Top 5 Reasons To Have An SMSF

Self-managed super funds (SMSFs) are becoming increasingly popular in Australia due to the greater degree of control and flexibility they provide. More than 1 million Australians are now SMSF members.

Having your own self-managed super fund allows you to have full control over the assets you invest in for your retirement.  You can develop your own investment strategy, rather than following the strategy of a superannuation fund manager.

Below are the top 5 reasons to have your own SMSF.

1. Cost savings

High net worth individuals can save on administration and investment management fees by having their own SMSF, rather than having their super in a retail or industry fund.  For example, if you have a super balance of $180,000 in the Hostplus Personal Super Fund (an industry fund), you will currently pay annual fees of $2,058.

However, in their 2020 Cost of Operating SMSFs 2020 report, actuarial firm Rice Warner highlighted that the annual costs of SMSFs with balances of $250,000 can be cheaper than retail or industry funds, especially if trustees perform some of the administration tasks themselves.

In addition, Rice Warner’s research found that the annual costs of SMSFs with balances of $200,000 or more are competitive with retail or industry funds, even if trustees don’t perform any administration tasks.

◆ Request 1 ◆
Print the SMSF article text between "Having your own" and "your own SMSF.", inclusive.
◆ Request 2 ◆
Arrange the listing lines as a numbered list, starting from the listing's first line and running through the line containing "add-button[interactable]: + THÊM SOURCE GROUP <box>890", both included. Leave out any blank lines.

(Items from a data source)
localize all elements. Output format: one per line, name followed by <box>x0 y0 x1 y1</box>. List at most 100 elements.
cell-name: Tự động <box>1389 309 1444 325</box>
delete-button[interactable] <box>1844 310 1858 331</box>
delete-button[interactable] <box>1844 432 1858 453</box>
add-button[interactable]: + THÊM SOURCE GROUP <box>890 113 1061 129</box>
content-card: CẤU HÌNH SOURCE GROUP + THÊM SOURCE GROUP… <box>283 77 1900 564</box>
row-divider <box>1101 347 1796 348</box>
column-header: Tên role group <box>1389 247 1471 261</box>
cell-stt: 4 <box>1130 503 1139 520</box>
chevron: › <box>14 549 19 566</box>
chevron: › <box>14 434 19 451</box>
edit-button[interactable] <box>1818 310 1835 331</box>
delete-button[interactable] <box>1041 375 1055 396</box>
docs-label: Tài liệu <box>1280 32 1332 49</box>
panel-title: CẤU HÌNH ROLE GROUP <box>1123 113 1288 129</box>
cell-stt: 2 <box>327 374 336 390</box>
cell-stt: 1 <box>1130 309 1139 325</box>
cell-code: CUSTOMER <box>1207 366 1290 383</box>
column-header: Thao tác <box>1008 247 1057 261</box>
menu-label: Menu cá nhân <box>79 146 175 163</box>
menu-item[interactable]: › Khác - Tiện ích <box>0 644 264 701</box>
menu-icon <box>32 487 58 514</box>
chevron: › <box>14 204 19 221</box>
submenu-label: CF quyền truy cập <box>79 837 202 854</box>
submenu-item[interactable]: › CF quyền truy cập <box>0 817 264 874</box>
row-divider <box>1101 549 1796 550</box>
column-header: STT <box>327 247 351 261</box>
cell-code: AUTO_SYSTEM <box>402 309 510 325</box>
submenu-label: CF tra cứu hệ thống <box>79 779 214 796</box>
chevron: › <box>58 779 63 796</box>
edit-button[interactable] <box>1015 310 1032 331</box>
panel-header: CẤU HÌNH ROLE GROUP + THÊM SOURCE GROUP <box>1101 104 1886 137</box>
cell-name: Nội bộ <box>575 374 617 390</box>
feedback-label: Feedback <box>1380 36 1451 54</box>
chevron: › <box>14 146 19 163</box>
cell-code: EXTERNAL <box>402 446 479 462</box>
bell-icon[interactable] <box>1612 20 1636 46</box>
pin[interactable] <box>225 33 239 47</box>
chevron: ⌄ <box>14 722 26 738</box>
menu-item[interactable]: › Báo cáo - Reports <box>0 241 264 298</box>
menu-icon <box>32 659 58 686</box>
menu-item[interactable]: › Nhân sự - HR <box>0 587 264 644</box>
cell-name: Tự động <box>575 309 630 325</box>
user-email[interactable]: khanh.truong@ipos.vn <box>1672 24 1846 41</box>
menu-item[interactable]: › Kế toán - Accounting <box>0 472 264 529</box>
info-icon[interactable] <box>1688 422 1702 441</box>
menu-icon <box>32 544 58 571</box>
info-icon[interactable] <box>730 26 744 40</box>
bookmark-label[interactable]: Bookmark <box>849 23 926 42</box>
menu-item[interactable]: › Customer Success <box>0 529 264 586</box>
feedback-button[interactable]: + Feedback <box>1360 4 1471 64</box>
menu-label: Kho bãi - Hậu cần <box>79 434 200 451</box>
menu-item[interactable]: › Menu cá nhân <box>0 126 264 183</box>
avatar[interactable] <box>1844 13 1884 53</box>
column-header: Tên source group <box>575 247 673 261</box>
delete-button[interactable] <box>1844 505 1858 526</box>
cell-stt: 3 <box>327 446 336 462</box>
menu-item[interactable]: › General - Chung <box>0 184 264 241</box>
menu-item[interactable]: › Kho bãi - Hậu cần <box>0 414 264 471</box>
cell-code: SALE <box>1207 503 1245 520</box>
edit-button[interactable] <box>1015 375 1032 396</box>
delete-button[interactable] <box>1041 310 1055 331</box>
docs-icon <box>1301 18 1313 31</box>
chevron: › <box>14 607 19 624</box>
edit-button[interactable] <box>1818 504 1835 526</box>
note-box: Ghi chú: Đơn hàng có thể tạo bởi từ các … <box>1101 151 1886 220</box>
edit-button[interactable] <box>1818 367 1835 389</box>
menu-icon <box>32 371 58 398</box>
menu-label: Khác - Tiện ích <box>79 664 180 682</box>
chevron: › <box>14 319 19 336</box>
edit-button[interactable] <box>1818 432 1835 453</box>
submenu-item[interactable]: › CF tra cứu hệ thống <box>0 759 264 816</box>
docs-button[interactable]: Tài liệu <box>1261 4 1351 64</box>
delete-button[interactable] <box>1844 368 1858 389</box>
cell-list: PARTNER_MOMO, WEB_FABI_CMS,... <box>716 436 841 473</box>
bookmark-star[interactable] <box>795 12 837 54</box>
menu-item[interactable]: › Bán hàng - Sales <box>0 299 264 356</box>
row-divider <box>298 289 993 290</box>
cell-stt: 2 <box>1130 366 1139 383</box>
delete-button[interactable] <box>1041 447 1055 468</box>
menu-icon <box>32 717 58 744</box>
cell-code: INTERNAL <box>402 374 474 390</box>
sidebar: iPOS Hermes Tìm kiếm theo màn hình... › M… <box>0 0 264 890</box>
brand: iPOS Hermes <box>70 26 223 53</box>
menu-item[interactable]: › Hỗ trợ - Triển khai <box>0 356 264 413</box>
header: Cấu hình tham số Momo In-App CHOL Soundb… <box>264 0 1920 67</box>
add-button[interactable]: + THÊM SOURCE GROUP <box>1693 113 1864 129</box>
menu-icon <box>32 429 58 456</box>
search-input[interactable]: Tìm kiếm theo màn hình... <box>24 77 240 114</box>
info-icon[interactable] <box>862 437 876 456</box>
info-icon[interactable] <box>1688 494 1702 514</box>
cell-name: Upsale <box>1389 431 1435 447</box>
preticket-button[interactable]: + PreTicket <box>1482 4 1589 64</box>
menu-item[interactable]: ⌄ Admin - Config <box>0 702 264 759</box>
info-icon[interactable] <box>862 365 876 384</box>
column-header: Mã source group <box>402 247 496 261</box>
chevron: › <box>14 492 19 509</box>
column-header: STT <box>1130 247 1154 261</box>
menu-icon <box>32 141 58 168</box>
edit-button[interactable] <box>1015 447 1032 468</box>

◆ Written response 1 ◆
Having your own self-managed super fund allows you to have full control over the assets you invest in for your retirement.  You can develop your own investment strategy, rather than following the strategy of a superannuation fund manager.

Below are the top 5 reasons to have your own SMSF.

◆ Written response 2 ◆
1. localize all elements. Output format: one per line, name followed by <box>x0 y0 x1 y1</box>. List at most 100 elements.
2. cell-name: Tự động <box>1389 309 1444 325</box>
3. delete-button[interactable] <box>1844 310 1858 331</box>
4. delete-button[interactable] <box>1844 432 1858 453</box>
5. add-button[interactable]: + THÊM SOURCE GROUP <box>890 113 1061 129</box>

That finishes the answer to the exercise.